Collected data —
- - -
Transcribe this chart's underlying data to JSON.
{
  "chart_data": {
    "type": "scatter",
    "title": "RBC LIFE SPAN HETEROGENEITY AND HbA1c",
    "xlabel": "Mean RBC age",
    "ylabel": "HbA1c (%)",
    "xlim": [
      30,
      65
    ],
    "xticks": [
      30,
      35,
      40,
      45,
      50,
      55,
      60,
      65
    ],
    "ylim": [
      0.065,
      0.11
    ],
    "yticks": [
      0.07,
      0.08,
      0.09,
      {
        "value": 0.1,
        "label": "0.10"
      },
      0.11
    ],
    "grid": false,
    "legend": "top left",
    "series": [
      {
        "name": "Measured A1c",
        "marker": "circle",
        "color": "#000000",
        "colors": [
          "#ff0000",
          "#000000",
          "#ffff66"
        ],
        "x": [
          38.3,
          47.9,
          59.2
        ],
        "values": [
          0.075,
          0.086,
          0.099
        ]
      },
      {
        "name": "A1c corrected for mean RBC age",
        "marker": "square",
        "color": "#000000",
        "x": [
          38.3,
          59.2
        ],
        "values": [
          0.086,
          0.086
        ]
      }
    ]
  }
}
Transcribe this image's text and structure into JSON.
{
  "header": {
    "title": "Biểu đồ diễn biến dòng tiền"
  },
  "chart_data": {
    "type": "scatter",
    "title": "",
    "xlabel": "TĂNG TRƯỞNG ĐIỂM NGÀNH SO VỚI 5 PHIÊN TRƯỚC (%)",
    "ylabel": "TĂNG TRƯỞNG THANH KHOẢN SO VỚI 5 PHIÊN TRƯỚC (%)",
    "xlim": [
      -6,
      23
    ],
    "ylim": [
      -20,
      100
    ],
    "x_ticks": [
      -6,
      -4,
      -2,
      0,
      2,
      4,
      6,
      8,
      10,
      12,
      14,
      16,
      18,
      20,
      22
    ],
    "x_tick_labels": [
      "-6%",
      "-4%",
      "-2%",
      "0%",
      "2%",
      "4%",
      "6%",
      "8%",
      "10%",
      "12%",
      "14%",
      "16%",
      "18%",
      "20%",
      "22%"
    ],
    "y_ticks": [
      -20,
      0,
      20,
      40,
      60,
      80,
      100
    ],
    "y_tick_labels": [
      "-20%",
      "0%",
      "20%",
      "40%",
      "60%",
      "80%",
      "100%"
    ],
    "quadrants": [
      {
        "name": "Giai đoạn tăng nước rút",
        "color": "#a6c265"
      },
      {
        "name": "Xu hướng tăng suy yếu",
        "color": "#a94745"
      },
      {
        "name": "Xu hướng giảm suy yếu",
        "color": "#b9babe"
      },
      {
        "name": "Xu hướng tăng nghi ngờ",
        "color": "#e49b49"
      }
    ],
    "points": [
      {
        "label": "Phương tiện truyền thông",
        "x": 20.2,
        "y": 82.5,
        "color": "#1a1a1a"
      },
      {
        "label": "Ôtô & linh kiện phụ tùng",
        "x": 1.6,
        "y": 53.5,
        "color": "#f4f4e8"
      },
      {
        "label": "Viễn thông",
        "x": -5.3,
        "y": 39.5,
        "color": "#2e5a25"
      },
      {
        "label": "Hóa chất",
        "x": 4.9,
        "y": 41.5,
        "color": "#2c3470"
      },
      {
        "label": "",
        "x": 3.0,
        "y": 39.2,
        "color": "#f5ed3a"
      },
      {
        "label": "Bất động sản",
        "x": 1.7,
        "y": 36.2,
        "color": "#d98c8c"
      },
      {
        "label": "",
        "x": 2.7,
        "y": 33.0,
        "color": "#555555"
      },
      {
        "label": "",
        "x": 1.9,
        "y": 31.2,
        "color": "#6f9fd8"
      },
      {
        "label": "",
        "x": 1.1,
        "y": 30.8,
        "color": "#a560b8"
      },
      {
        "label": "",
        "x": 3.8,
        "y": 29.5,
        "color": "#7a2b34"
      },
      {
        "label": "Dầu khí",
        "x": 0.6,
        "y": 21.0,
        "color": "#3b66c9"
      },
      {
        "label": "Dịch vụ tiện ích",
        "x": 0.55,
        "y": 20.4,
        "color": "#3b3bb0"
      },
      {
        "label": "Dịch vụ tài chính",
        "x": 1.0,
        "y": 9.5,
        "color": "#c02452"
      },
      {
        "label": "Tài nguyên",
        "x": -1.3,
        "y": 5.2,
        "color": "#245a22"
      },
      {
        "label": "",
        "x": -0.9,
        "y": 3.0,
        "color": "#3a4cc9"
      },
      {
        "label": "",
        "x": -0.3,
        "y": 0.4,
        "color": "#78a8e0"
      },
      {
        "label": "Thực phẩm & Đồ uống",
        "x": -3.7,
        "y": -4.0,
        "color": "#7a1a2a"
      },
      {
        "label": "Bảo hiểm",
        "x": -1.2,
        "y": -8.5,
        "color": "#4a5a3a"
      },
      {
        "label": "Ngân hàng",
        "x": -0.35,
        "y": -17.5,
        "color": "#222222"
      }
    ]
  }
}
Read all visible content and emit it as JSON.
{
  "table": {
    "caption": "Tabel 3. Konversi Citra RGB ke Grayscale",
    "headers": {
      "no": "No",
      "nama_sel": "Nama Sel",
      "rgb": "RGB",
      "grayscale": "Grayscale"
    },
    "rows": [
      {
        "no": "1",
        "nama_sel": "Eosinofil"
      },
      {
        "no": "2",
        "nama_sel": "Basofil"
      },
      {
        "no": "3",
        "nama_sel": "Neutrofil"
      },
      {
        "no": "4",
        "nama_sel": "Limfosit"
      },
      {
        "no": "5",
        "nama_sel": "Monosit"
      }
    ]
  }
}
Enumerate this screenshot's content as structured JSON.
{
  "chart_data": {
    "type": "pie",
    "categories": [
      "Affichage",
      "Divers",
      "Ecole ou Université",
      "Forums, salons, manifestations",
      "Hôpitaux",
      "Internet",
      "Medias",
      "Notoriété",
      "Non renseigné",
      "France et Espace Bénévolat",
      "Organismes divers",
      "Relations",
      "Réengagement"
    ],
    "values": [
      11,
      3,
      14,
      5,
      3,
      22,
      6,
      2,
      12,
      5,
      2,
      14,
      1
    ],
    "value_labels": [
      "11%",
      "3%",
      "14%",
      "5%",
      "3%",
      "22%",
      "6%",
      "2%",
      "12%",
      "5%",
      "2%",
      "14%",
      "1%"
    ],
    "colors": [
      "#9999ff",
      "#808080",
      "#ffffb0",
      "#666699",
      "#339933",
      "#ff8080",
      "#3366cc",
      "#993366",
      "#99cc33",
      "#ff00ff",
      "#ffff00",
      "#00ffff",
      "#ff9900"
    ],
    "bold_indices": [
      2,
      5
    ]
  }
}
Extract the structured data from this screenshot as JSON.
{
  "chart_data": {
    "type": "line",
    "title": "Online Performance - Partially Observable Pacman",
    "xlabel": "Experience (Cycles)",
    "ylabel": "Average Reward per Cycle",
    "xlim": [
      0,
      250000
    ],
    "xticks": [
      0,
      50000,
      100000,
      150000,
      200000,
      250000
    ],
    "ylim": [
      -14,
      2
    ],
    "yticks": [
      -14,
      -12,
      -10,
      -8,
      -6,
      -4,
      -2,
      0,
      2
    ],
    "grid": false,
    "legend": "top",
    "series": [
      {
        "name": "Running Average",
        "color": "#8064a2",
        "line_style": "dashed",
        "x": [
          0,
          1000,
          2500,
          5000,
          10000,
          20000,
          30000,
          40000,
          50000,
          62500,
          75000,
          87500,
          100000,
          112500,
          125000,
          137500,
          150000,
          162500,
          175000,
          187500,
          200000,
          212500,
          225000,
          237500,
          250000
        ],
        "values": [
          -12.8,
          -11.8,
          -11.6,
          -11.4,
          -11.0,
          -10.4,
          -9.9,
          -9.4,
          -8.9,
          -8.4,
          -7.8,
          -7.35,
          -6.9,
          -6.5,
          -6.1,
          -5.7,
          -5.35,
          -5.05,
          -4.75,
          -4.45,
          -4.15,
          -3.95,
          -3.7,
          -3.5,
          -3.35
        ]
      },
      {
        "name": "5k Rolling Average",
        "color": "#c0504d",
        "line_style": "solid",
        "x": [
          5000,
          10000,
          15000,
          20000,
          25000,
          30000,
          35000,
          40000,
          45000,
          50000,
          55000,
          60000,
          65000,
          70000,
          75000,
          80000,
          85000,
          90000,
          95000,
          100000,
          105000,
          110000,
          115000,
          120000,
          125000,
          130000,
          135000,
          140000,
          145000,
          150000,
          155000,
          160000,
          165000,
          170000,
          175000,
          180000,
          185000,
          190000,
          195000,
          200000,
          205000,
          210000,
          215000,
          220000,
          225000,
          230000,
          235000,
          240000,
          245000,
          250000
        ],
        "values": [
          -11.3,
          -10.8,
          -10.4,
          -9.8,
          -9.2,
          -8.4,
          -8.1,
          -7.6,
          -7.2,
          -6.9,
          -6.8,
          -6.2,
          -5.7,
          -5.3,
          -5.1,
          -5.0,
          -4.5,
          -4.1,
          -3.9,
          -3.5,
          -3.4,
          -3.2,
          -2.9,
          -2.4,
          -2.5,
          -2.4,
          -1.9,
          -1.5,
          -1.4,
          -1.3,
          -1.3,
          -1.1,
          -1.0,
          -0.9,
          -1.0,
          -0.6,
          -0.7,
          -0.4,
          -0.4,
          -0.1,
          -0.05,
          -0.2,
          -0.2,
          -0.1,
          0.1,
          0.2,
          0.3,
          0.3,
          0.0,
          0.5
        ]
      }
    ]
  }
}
- - -
Search the entries for the word "structured", then gather every line that has it.

EXPECTED OUTPUT —
Enumerate this screenshot's content as structured JSON.
Extract the structured data from this screenshot as JSON.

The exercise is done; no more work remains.